### Fragmento del texto
==================================================

La poesía como fruto del deseo de vida y permanencia inherente al ser, es decir, del erotismo como fenómeno ligado desde siempre a lo sagrado y a lo místico, pero reasumido y reelaborado por Belli de tal forma que sus frutos terminan siendo esos poemas que van desde “Amor insurrecto” (1984) hasta “Apogeo” (1997), y que quizás persisten graneadamente en “Mi íntima multitud”: poemas de una sensualidad desbordante y contagiosa que en su más reciente libro de versos parece empezar a declinar o a desplazarse hacia una especie de maduración o recogimiento espiritual.
Decía Octavio Paz que el erotismo es algo imaginario, que es pura creación, invención en busca de la propia imagen. En otras palabras: narcisismo. Leyendo los primeros libros de Belli uno se resiste a concordar plenamente con esa idea, puesto que si en su poesía es tan real un cuerpo que imaginamos cuando leemos, como un cuerpo que en realidad tocamos y, en ambos casos, después se desvanece, ¿dónde está entonces eso que llaman “la experiencia de la vida plena”? En la nueva etapa que sin duda se abre en la poesía de Gioconda Belli con su más reciente poemario, me parece encontrar la cercanía a cierta definición de ese dilema, el punto culminante de una poética que empezó asumiendo el erotismo como una experiencia total, pero que ha terminado por entenderlo como algo que nunca se realiza del todo, que siempre está “más allá”.

==================================================

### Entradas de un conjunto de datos
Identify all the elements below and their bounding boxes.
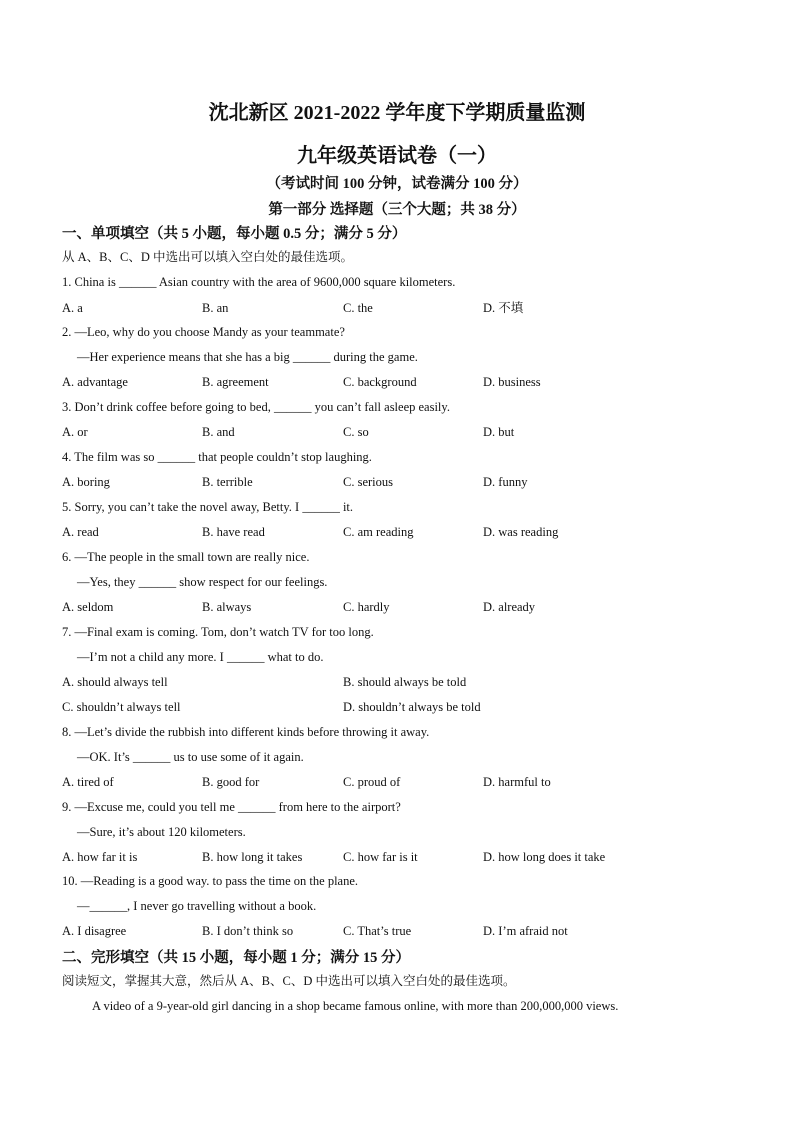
q1-option-b: B. an [202,301,229,315]
q2-option-a: A. advantage [62,375,128,389]
exam-info: （考试时间 100 分钟，试卷满分 100 分） [266,176,528,192]
q4-option-d: D. funny [483,475,528,489]
q1-option-a: A. a [62,301,83,315]
q4-option-b: B. terrible [202,475,253,489]
question-5: 5. Sorry, you can’t take the novel away, Betty. I ______ it. [62,500,354,514]
q8-option-c: C. proud of [343,775,401,789]
q7-option-d: D. shouldn’t always be told [343,700,481,714]
q2-option-d: D. business [483,375,541,389]
q1-option-d: D. 不填 [483,301,524,315]
section2-instruction: 阅读短文，掌握其大意，然后从 A、B、C、D 中选出可以填入空白处的最佳选项。 [62,974,516,988]
question-7: 7. —Final exam is coming. Tom, don’t watch TV for too long. [62,625,374,639]
question-1: 1. China is ______ Asian country with the area of 9600,000 square kilometers. [62,275,456,289]
question-9-reply: —Sure, it’s about 120 kilometers. [77,825,246,839]
q9-option-a: A. how far it is [62,850,138,864]
q5-option-c: C. am reading [343,525,414,539]
q3-option-d: D. but [483,425,515,439]
q10-option-a: A. I disagree [62,924,127,938]
q8-option-b: B. good for [202,775,260,789]
q5-option-a: A. read [62,525,99,539]
passage-first-line: A video of a 9-year-old girl dancing in a shop became famous online, with more than 200,000,000 views. [92,999,619,1013]
question-2: 2. —Leo, why do you choose Mandy as your teammate? [62,325,345,339]
q5-option-b: B. have read [202,525,265,539]
q9-option-d: D. how long does it take [483,850,606,864]
q8-option-a: A. tired of [62,775,114,789]
q7-option-c: C. shouldn’t always tell [62,700,181,714]
q5-option-d: D. was reading [483,525,559,539]
q3-option-b: B. and [202,425,235,439]
question-8: 8. —Let’s divide the rubbish into different kinds before throwing it away. [62,725,430,739]
q2-option-c: C. background [343,375,417,389]
exam-subtitle: 九年级英语试卷（一） [297,145,497,167]
q4-option-a: A. boring [62,475,110,489]
question-4: 4. The film was so ______ that people couldn’t stop laughing. [62,450,372,464]
question-7-reply: —I’m not a child any more. I ______ what to do. [77,650,324,664]
q3-option-a: A. or [62,425,88,439]
q6-option-b: B. always [202,600,252,614]
exam-title: 沈北新区 2021-2022 学年度下学期质量监测 [208,102,586,124]
part-title: 第一部分 选择题（三个大题；共 38 分） [268,202,526,218]
question-10: 10. —Reading is a good way. to pass the time on the plane. [62,874,359,888]
q8-option-d: D. harmful to [483,775,551,789]
q10-option-b: B. I don’t think so [202,924,294,938]
question-2-reply: —Her experience means that she has a big ______ during the game. [77,350,418,364]
section1-heading: 一、单项填空（共 5 小题，每小题 0.5 分；满分 5 分） [62,226,407,242]
question-3: 3. Don’t drink coffee before going to bed, ______ you can’t fall asleep easily. [62,400,450,414]
q1-option-c: C. the [343,301,373,315]
section2-heading: 二、完形填空（共 15 小题，每小题 1 分；满分 15 分） [62,950,410,966]
q2-option-b: B. agreement [202,375,269,389]
q10-option-d: D. I’m afraid not [483,924,568,938]
q7-option-a: A. should always tell [62,675,168,689]
q6-option-d: D. already [483,600,536,614]
q3-option-c: C. so [343,425,369,439]
section1-instruction: 从 A、B、C、D 中选出可以填入空白处的最佳选项。 [62,250,353,264]
q4-option-c: C. serious [343,475,393,489]
question-6: 6. —The people in the small town are really nice. [62,550,310,564]
q7-option-b: B. should always be told [343,675,467,689]
q6-option-a: A. seldom [62,600,114,614]
question-9: 9. —Excuse me, could you tell me ______ from here to the airport? [62,800,401,814]
question-8-reply: —OK. It’s ______ us to use some of it again. [77,750,304,764]
question-6-reply: —Yes, they ______ show respect for our feelings. [77,575,328,589]
question-10-reply: —______, I never go travelling without a book. [77,899,317,913]
q9-option-c: C. how far is it [343,850,418,864]
q6-option-c: C. hardly [343,600,390,614]
q10-option-c: C. That’s true [343,924,412,938]
q9-option-b: B. how long it takes [202,850,303,864]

==================================================

### Qué harás
Reproduce al pie de la letra la parte del texto sobre la poesía de Gioconda Belli que comienza con las palabras "La poesía como" y termina con "o recogimiento espiritual.".

### Respuesta
La poesía como fruto del deseo de vida y permanencia inherente al ser, es decir, del erotismo como fenómeno ligado desde siempre a lo sagrado y a lo místico, pero reasumido y reelaborado por Belli de tal forma que sus frutos terminan siendo esos poemas que van desde “Amor insurrecto” (1984) hasta “Apogeo” (1997), y que quizás persisten graneadamente en “Mi íntima multitud”: poemas de una sensualidad desbordante y contagiosa que en su más reciente libro de versos parece empezar a declinar o a desplazarse hacia una especie de maduración o recogimiento espiritual.